* WHAT IS REQUIRED *
Go through each line of the records below and count those with the word "市の機関"; give only the total.

* AVAILABLE DATA *
:::

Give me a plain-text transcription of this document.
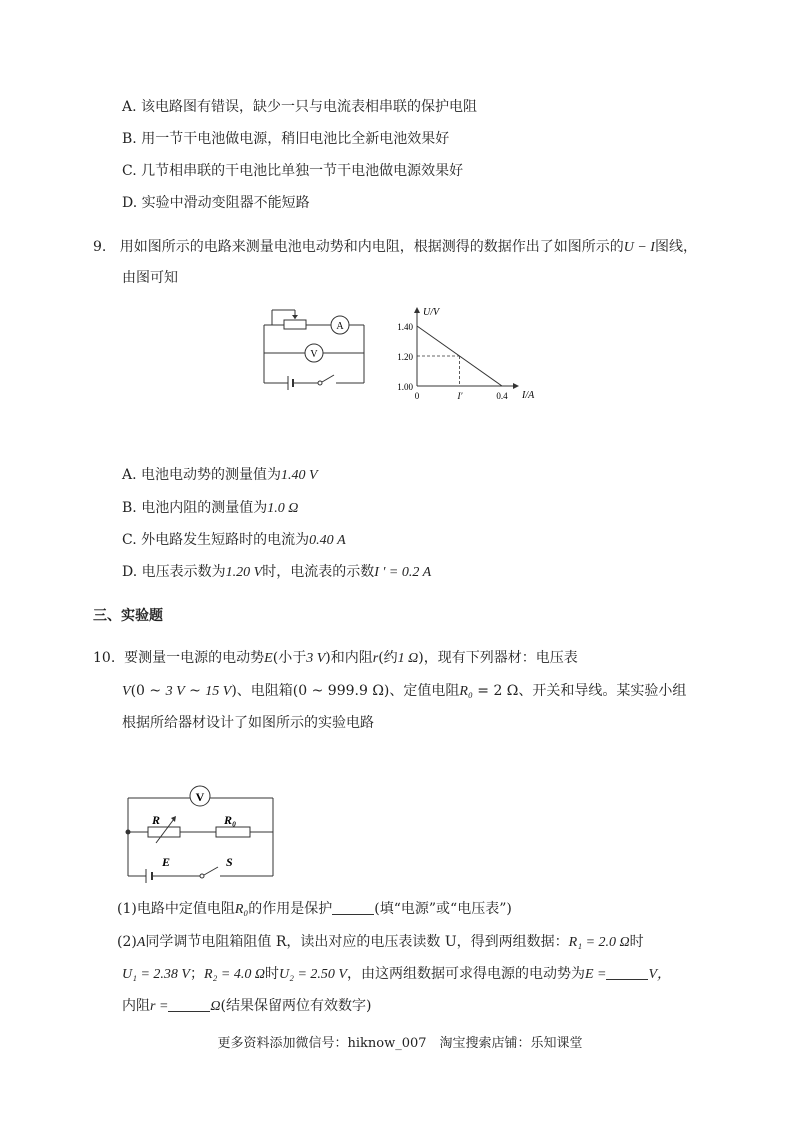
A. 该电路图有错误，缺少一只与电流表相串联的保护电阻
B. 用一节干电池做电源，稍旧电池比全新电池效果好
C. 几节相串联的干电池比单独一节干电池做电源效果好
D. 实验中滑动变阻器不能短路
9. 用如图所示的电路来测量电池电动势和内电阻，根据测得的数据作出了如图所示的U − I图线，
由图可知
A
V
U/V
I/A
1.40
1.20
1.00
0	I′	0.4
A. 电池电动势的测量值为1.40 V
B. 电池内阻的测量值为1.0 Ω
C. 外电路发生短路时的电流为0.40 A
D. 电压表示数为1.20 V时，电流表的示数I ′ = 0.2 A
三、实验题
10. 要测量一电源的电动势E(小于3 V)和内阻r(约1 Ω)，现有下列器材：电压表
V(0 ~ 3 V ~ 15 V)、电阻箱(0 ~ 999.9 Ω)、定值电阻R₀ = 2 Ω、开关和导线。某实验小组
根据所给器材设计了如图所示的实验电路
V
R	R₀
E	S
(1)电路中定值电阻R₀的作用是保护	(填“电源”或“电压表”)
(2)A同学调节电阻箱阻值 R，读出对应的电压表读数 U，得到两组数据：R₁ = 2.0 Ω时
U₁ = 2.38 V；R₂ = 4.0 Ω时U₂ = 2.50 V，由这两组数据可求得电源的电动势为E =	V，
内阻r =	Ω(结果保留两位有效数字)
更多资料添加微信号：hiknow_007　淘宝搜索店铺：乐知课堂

:::

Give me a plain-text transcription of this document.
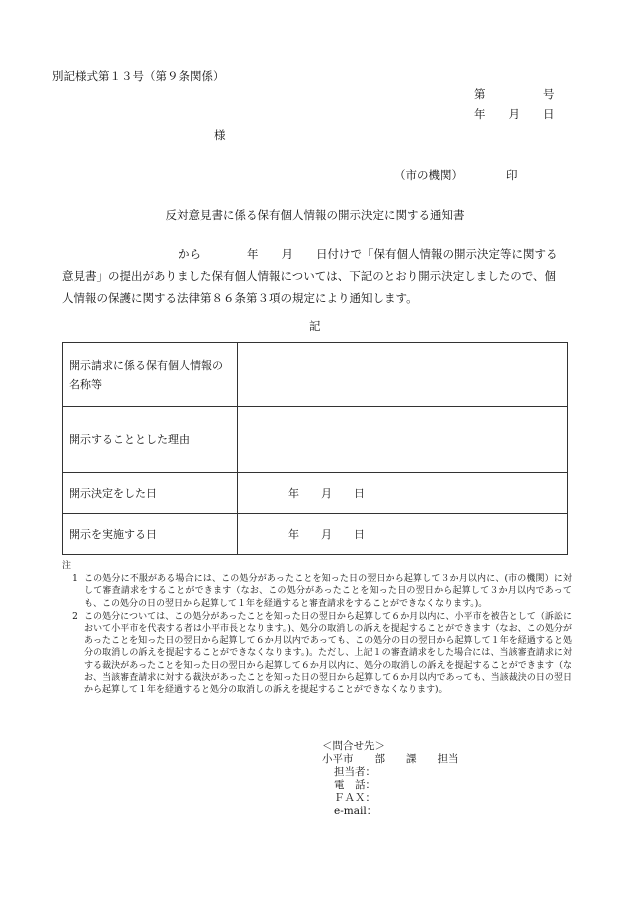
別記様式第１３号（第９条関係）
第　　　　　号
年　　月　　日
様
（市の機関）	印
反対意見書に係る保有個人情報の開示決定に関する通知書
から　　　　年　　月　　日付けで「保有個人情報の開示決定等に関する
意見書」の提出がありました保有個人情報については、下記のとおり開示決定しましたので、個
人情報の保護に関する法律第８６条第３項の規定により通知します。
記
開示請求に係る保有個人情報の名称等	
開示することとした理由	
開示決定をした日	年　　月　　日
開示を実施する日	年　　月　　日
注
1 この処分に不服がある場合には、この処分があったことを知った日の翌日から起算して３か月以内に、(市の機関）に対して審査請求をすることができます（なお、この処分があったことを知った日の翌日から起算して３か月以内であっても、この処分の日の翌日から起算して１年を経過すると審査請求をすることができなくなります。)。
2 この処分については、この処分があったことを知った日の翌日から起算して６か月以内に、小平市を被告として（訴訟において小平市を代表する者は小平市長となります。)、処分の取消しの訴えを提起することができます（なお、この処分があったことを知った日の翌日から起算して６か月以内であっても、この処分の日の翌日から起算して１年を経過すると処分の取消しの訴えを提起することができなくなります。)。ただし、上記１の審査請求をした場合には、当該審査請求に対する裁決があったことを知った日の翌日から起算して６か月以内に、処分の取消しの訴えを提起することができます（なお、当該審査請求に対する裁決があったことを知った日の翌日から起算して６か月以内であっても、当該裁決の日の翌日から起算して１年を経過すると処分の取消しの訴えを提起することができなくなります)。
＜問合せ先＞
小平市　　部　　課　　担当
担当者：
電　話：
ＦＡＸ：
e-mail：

:::

* EXPECTED ANSWER *
2